• ZITIERTER TEXT:
⁂
Ankommen statt Abschotten – 10 Jahre nach 2015

Wie könnte eine Politik aussehen, die auf Ankommen statt Abschotten setzt? Was können wir lernen aus 2015? Und wo sind die Orte, an denen der restriktiven Politik von oben eine solidarische Politik von unten entgegengesetzt wird? Diesen Fragen haben wir über das im Jahr 2025 fünf Sonderausgaben zu Flucht und Migration gewidmet.

Mit der wochentaz vom 20. Dezember findet das Projekt seinen Abschluss. Es ist keine besinnliche Zeitung geworden – aber eine, die sich um ein Thema dreht, das zu Weihnachten einen besonderen Klang bekommt. Wir beschäftigen uns mit der Frage, was „Zuhause“ eigentlich ist, was es braucht, um sich an einem Ort zu Hause zu fühlen – und wie die Hoffnung darauf oft zerstört wird.

Alle Texte aus dieser Sonderausgaben erscheinen nach und nach hier. In dem Online-Schwerpunkt finden Sie auch die Texte aus den vier vorherigen Sonderausgaben.

Eines ist mir in dieser Zeit besonders aufgefallen: Wie intim ich Küchen finde. Schlafzimmer, Wohnzimmer, Bad – unkomplizierte Räume. In einer Küche derweil gibt es unzählige Objekte, die es zu arrangieren gilt, von der Küchenschere über den Tee bis zur beschichteten Pfanne, und jede Platzierung erscheint bis zum Ende durchdacht. Jeder Mensch organisiert seine Küche nach einem ganz eigenen System. Wenn ich in einer neuen Wohnung keine Einführung in die Küche bekomme, wird die Suche nach der Reibe zum Hürdenlauf. Ich fühle mich selten so fremd wie in der Küche einer anderen Person. Es ist bei jedem Umzug so, als müsse ich mich in einer gänzlich neuen Welt zurechtfinden.

Ist Zuhause also die beschichtete Pfanne? Vielleicht. Vielleicht ist es auch das Gefühl, das mit dieser Pfanne verbunden ist. Ein Gefühl von Ordnung, von Sicherheit, möglicherweise von Intimität. Man weiß, wo sie ist, wie man sie benutzt, in welche Rituale man sie einbettet, wenn man erschöpft von der Arbeit kommt und wieder mit der Kollegin aneinandergeraten ist. Dann kocht man das Curry mit Reis, vergisst die Ängste, schöpft Kraft, sitzt mit den Menschen zusammen, die man liebt, versorgt sich und die anderen.
⁂
• SCHRIFTLICHE AUFGABE 1:
Gib alles von der Zeile mit „lifted-point xyxy=(797,552,805,560)“ bis hinunter zur Zeile mit „cape-bar xyxy=(670,567,682,609)“ aus den Einträgen als nummerierte Liste wieder, beide Zeilen eingeschlossen und ohne Leerzeilen.
Der Text und die Einträge haben nichts miteinander zu tun.
⁂
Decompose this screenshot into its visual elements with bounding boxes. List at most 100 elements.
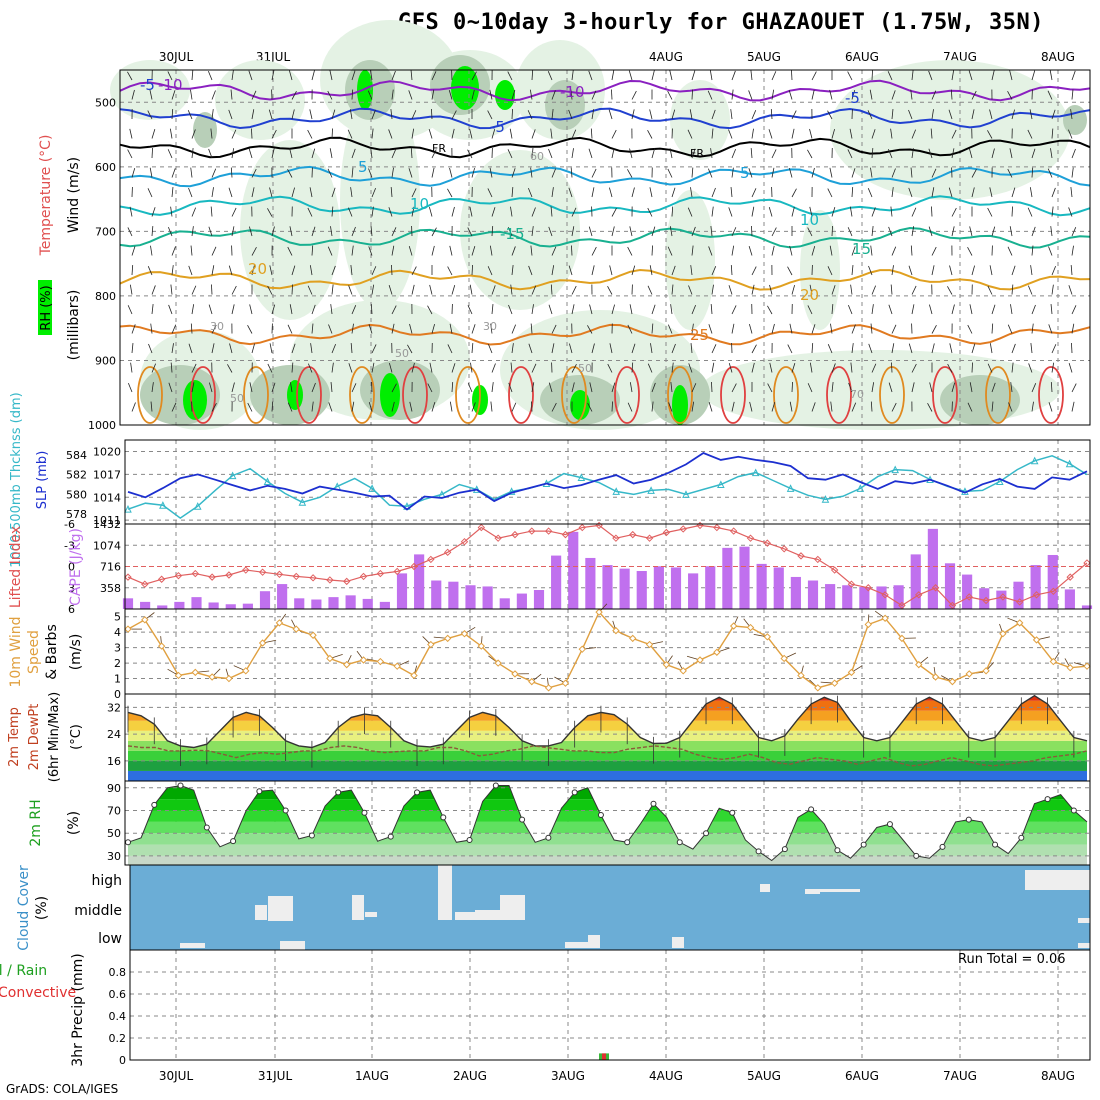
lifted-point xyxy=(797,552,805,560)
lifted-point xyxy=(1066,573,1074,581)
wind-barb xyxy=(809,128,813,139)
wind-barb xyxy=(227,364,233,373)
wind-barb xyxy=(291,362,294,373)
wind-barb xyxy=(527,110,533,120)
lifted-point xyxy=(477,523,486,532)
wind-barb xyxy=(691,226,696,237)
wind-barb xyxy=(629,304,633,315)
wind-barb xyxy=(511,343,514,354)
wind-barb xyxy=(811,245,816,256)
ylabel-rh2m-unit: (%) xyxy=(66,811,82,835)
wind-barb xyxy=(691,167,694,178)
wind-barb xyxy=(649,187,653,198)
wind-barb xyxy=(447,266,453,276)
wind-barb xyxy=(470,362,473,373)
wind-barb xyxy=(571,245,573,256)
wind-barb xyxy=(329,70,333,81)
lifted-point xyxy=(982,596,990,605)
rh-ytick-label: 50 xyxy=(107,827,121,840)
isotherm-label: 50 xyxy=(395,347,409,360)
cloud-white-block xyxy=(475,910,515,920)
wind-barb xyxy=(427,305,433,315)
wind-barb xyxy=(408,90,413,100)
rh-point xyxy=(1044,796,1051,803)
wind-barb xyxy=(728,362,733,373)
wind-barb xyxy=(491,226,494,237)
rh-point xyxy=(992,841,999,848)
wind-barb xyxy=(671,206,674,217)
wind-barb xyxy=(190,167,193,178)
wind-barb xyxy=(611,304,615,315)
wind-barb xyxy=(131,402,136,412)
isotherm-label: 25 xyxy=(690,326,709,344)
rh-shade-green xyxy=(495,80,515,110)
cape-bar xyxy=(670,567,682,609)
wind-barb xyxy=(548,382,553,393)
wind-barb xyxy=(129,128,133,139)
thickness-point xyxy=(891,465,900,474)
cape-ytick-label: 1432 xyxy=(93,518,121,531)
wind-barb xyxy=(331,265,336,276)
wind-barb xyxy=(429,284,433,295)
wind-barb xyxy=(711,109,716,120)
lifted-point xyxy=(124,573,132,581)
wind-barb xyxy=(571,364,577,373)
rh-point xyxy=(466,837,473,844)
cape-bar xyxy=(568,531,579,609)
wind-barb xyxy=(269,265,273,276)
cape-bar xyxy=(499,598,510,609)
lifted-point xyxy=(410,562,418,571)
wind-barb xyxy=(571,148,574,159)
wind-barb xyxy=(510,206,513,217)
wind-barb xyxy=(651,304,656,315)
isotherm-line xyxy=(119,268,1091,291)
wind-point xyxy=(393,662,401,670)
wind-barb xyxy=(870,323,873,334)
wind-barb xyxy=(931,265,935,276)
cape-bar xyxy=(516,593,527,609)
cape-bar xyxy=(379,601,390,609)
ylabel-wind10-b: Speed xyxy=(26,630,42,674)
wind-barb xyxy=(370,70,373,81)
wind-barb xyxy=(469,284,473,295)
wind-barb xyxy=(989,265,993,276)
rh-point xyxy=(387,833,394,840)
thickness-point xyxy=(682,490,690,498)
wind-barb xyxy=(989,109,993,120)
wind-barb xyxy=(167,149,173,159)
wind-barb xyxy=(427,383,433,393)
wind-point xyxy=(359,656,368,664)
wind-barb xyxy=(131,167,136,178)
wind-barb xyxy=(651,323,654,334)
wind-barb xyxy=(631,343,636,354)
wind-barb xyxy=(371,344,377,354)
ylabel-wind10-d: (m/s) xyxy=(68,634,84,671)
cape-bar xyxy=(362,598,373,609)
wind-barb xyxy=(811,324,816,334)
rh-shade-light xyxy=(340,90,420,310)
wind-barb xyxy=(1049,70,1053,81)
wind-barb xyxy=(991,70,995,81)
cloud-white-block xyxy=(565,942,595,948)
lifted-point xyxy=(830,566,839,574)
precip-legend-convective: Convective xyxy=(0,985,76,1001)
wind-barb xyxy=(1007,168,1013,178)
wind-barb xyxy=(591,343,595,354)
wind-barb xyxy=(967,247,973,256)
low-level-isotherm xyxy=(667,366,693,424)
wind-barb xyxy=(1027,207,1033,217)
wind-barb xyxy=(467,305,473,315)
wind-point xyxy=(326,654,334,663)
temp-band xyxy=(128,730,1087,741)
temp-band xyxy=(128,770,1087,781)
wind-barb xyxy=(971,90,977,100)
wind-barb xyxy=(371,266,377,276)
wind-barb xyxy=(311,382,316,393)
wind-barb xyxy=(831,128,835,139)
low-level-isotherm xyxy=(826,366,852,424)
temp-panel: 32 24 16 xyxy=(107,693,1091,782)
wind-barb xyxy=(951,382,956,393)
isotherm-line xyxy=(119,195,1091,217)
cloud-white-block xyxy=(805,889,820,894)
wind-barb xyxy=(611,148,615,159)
⁂
• SCHRIFTLICHE AUFGABE 2:
Schreibe den Text über das Zuhause im Anschluss an seinen letzten Satz weiter.

• LÖSUNG DER AUFGABE 1:
1. lifted-point xyxy=(797,552,805,560)
2. lifted-point xyxy=(1066,573,1074,581)
3. wind-barb xyxy=(809,128,813,139)
4. wind-barb xyxy=(227,364,233,373)
5. wind-barb xyxy=(291,362,294,373)
6. wind-barb xyxy=(527,110,533,120)
7. lifted-point xyxy=(477,523,486,532)
8. wind-barb xyxy=(691,226,696,237)
9. wind-barb xyxy=(629,304,633,315)
10. wind-barb xyxy=(511,343,514,354)
11. wind-barb xyxy=(811,245,816,256)
12. ylabel-rh2m-unit: (%) xyxy=(66,811,82,835)
13. wind-barb xyxy=(691,167,694,178)
14. wind-barb xyxy=(649,187,653,198)
15. wind-barb xyxy=(447,266,453,276)
16. wind-barb xyxy=(470,362,473,373)
17. wind-barb xyxy=(571,245,573,256)
18. wind-barb xyxy=(329,70,333,81)
19. lifted-point xyxy=(982,596,990,605)
20. rh-ytick-label: 50 xyxy=(107,827,121,840)
21. isotherm-label: 50 xyxy=(395,347,409,360)
22. cloud-white-block xyxy=(475,910,515,920)
23. wind-barb xyxy=(427,305,433,315)
24. wind-barb xyxy=(408,90,413,100)
25. rh-point xyxy=(1044,796,1051,803)
26. wind-barb xyxy=(728,362,733,373)
27. wind-barb xyxy=(491,226,494,237)
28. rh-point xyxy=(992,841,999,848)
29. wind-barb xyxy=(671,206,674,217)
30. wind-barb xyxy=(190,167,193,178)
31. wind-barb xyxy=(611,304,615,315)
32. wind-barb xyxy=(131,402,136,412)
33. isotherm-label: 25 xyxy=(690,326,709,344)
34. rh-shade-green xyxy=(495,80,515,110)
35. cape-bar xyxy=(670,567,682,609)

• LÖSUNG DER AUFGABE 2:
Zuhause ist möglicherweise mehr, es bedeutet auch etwas zu haben, das einem selbst gehört; es geht nicht um die Pfanne im eigentlichen Sinne, sondern darum, dass man die Pfanne kaputt machen oder wegwerfen kann, wenn man möchte. Es geht um Selbstbestimmung, auch um Kontrolle. Kein Zuhause zu haben, bewirkt ein Gefühl von Ohnmacht, führt zu Abhängigkeit von anderen. Man kennt die Regeln und die Gepflogenheiten nicht, die kulturellen Codes, die No-Gos und die Gos. Es ist leicht, sich verloren zu fühlen.

Hilflosigkeit, die ich verspüre

Meine Situation ist nicht ansatzweise mit jener von Menschen vergleichbar, die wirklich ihr Zuhause verloren haben, weil sie in Lebensgefahr schweben, weil Bomben fallen, weil sie verfolgt werden. Das Gefühl von Hilflosigkeit, das ich verspüre, ist im Gegensatz dazu nicht einmal der Rede wert. Und doch finde ich es gerade ganz besonders zynisch, wenn wieder einmal Angstdebatten um Migration geführt werden, wenn in den USA eine Sicherheitsstrategie veröffentlicht wird, in der gewarnt wird, dass die weiße europäische Bevölkerung ausgetauscht werden solle gegen eine muslimisch-afrikanische Bevölkerung.

Wenn es heißt, den westlichen Gesellschaften drohe die „kulturelle Auslöschung“, wenn man Migration nicht stoppe. Die Grundlage für diese Behauptungen und Debatten ist die Annahme, dass Menschen ihr Zuhause verlassen möchten. Dass viele Millionen von Menschen bereit seien, alles, was sie kennen, was ihnen vertraut ist, was sie lieben, zurückzulassen.

Obwohl die Menschen, bei denen ich unterkomme, geliebte, mir wohlgesonnene Menschen sind, die mich stets mit den Worten empfangen, dass ich mich wie zu Hause fühlen soll, fühle ich mich trotzdem manchmal fremd. Und das, obwohl ich weiß, was für ein Privileg, was für ein großes Geschenk es ist, Menschen in meinem Leben zu haben, die ihr Zuhause mit mir teilen.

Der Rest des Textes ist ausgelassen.